[Data items]
## Start

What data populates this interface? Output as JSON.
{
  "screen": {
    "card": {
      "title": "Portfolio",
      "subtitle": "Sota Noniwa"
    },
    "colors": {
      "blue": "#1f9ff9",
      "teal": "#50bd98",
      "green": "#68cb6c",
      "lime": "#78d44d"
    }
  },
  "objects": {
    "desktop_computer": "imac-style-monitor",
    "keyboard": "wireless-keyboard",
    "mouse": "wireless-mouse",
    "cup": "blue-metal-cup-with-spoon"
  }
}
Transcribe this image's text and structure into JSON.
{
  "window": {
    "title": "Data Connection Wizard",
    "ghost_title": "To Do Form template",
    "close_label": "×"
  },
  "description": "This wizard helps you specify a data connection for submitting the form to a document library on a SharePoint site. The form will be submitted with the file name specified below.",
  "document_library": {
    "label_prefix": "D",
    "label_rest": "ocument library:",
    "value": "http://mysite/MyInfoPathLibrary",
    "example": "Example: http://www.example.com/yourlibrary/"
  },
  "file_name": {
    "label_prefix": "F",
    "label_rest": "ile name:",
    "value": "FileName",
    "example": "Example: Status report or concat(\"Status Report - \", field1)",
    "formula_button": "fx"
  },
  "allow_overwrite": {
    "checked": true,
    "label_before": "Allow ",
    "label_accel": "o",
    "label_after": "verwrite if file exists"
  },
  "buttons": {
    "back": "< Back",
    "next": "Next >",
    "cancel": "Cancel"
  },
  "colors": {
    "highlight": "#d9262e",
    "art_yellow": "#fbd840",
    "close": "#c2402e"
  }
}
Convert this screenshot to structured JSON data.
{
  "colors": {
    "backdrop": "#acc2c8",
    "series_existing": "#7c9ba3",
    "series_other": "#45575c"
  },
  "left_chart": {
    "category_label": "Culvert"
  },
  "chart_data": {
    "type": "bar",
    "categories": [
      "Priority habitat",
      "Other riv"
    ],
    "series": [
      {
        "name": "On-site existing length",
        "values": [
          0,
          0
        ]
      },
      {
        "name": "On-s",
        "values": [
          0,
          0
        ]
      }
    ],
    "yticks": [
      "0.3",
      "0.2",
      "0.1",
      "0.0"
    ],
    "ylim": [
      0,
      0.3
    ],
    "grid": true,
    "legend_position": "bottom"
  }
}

## End

### What you have to do
Isolate the lines above that contain the word "example" and copy them.

### Result for this exercise
    "example": "Example: http://www.example.com/yourlibrary/"
    "example": "Example: Status report or concat(\"Status Report - \", field1)",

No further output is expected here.